• SOURCE EXCERPT:
++++++++++

They encountered the most channel cats around Shickshinny and West Falls, so those are good places to start.

It’s hard to beat the North Branch in a lot of places, though. And for those who especially like big fish, such as muskies and catfish, trophies await.

Getting there

 There are countless access points along the North Branch of the Susquehanna River. To reach the one at West Falls as a starting point, from Scranton, follow Route 11 north for roughly two miles. 

Exit onto Route 307 North for about 3.5 miles. Turn left onto Country Club Road, then take Newton Ransom Road, Airport Drive, and Falls Road. After 4.9 miles on Falls Road, turn right onto Hoppy Road and then left onto Route 92 south to the launch.

North Branch Susquehanna River

LOCATION: Wyoming, Bradford and Luzerne counties.

SIZE: 138 miles long, starting in Cooperstown, N.Y.

SPECIES: Muskies, flathead catfish, smallmouth bass, walleyes and channel catfish.

++++++++++

• DIRECTIVE A: Reproduce the part of the river excerpt between "There are countless" and "and channel catfish.", inclusive.
The river excerpt above and the entries after it come from separate, unrelated sources.

• Stored entries:
++++++++++

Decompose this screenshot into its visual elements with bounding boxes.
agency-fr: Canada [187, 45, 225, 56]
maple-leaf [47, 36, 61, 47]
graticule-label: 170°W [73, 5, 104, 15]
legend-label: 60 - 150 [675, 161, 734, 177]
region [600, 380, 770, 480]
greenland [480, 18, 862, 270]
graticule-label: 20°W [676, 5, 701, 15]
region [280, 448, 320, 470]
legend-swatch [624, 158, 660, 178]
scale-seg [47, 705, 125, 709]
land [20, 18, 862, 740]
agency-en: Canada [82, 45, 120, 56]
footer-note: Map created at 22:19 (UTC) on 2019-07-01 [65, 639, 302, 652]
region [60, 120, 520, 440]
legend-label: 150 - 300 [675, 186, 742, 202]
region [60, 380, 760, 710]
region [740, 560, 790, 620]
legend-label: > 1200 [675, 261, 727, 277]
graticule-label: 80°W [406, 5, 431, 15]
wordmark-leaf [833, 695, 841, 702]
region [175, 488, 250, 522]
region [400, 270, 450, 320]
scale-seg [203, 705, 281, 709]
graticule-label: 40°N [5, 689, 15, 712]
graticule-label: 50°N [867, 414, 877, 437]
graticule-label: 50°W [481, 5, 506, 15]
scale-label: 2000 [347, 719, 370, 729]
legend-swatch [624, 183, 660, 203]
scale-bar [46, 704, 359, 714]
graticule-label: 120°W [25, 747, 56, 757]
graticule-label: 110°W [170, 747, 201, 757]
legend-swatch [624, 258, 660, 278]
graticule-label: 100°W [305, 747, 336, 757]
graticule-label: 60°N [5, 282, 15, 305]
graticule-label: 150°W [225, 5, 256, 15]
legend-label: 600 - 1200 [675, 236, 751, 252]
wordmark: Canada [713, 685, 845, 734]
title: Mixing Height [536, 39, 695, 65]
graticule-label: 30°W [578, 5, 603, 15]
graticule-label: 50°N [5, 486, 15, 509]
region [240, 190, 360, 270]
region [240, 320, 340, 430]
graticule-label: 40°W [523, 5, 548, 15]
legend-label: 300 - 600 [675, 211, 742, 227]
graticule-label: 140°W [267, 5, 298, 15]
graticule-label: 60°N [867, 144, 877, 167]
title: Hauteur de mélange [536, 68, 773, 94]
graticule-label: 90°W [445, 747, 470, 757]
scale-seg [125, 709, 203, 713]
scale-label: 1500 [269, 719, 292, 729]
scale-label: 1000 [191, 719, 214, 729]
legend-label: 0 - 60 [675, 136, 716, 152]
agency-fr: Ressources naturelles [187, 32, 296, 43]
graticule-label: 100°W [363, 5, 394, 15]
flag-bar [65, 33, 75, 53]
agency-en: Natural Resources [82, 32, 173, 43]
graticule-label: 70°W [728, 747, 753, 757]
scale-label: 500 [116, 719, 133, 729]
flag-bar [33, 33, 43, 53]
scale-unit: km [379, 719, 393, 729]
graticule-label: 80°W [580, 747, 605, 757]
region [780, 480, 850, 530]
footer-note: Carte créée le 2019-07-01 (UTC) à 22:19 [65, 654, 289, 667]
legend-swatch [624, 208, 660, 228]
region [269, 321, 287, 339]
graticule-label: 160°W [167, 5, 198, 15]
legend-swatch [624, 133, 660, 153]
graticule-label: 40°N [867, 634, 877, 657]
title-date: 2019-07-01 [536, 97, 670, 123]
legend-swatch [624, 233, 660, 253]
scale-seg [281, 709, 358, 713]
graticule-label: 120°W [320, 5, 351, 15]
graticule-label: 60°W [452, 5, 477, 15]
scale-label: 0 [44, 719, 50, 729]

++++++++++

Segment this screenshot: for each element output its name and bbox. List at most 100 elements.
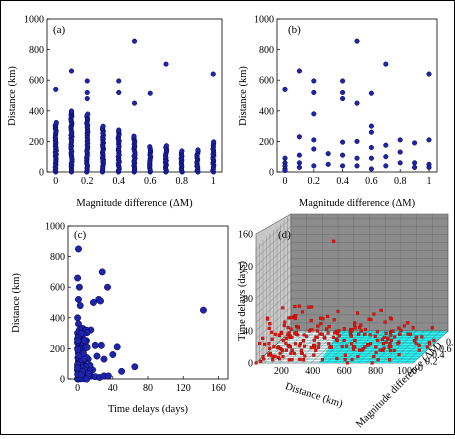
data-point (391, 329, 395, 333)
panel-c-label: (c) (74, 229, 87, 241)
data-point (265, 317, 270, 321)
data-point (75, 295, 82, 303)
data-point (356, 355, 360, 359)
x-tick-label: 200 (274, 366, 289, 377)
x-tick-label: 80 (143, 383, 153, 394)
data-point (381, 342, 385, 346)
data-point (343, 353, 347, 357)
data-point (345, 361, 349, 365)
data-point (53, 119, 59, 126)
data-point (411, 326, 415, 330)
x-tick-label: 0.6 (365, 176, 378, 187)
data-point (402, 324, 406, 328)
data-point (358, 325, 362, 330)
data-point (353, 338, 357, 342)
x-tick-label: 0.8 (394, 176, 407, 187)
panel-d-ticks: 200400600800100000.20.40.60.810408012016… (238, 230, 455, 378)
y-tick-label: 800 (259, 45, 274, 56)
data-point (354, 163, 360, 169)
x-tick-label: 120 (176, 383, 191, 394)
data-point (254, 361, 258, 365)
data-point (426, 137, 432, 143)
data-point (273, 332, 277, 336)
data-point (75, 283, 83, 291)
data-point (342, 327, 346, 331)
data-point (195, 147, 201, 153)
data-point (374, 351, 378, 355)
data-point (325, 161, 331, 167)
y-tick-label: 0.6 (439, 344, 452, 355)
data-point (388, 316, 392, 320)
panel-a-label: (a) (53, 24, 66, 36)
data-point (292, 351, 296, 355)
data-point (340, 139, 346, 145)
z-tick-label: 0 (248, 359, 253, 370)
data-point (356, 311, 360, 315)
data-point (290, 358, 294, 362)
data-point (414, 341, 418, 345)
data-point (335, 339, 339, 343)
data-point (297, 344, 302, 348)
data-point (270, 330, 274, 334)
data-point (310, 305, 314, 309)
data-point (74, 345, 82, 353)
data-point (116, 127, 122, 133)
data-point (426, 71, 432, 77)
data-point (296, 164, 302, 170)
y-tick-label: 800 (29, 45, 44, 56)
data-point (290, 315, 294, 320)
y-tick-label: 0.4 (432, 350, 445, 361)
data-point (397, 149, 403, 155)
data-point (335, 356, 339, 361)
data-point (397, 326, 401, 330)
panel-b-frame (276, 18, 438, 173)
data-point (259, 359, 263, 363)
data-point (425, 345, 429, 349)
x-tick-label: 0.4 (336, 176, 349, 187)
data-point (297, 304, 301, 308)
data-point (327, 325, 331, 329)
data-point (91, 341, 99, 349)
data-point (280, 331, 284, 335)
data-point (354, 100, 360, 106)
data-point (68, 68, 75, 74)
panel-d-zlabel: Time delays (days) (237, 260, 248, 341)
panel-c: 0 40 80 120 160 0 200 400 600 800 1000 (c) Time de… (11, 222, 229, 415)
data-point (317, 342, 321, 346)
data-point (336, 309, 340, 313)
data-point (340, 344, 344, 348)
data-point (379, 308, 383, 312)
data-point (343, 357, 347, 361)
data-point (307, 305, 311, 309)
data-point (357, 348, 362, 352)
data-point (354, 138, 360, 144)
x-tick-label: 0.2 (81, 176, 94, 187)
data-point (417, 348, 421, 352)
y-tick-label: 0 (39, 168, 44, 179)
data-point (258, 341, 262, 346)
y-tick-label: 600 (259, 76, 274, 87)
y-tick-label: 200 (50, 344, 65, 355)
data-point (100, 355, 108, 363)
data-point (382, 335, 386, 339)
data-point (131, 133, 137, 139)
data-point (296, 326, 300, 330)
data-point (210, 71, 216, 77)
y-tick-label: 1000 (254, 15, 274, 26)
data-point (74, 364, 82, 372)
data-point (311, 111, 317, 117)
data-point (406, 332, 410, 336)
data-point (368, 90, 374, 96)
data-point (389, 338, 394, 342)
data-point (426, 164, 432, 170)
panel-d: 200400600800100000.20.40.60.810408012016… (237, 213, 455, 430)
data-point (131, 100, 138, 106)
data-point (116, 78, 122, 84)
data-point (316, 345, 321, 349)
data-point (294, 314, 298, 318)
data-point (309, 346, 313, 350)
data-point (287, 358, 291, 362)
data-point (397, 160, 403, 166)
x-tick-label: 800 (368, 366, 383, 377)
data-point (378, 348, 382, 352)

++++++++++

• DIRECTIVE B: Recast only the entries between the lines holding "data-point (391, 329, 395, 333)" and "data-point (273, 332, 277, 336)", inclusive, as a Markdown table with the columns Row and Entry. Number each line and leave out blank lines.

• FINAL RESULT A:
There are countless access points along the North Branch of the Susquehanna River. To reach the one at West Falls as a starting point, from Scranton, follow Route 11 north for roughly two miles. 

Exit onto Route 307 North for about 3.5 miles. Turn left onto Country Club Road, then take Newton Ransom Road, Airport Drive, and Falls Road. After 4.9 miles on Falls Road, turn right onto Hoppy Road and then left onto Route 92 south to the launch.

North Branch Susquehanna River

LOCATION: Wyoming, Bradford and Luzerne counties.

SIZE: 138 miles long, starting in Cooperstown, N.Y.

SPECIES: Muskies, flathead catfish, smallmouth bass, walleyes and channel catfish.

• FINAL RESULT B:
| Row | Entry |
|---|---|
| 1 | data-point (391, 329, 395, 333) |
| 2 | panel-c-label: (c) (74, 229, 87, 241) |
| 3 | data-point (265, 317, 270, 321) |
| 4 | data-point (75, 295, 82, 303) |
| 5 | data-point (356, 355, 360, 359) |
| 6 | x-tick-label: 200 (274, 366, 289, 377) |
| 7 | x-tick-label: 80 (143, 383, 153, 394) |
| 8 | data-point (381, 342, 385, 346) |
| 9 | data-point (343, 353, 347, 357) |
| 10 | data-point (345, 361, 349, 365) |
| 11 | data-point (53, 119, 59, 126) |
| 12 | data-point (411, 326, 415, 330) |
| 13 | x-tick-label: 0.6 (365, 176, 378, 187) |
| 14 | data-point (402, 324, 406, 328) |
| 15 | data-point (358, 325, 362, 330) |
| 16 | data-point (353, 338, 357, 342) |
| 17 | x-tick-label: 0.8 (394, 176, 407, 187) |
| 18 | panel-d-ticks: 200400600800100000.20.40.60.810408012016… (238, 230, 455, 378) |
| 19 | y-tick-label: 800 (259, 45, 274, 56) |
| 20 | data-point (354, 163, 360, 169) |
| 21 | x-tick-label: 120 (176, 383, 191, 394) |
| 22 | data-point (254, 361, 258, 365) |
| 23 | data-point (426, 137, 432, 143) |
| 24 | data-point (273, 332, 277, 336) |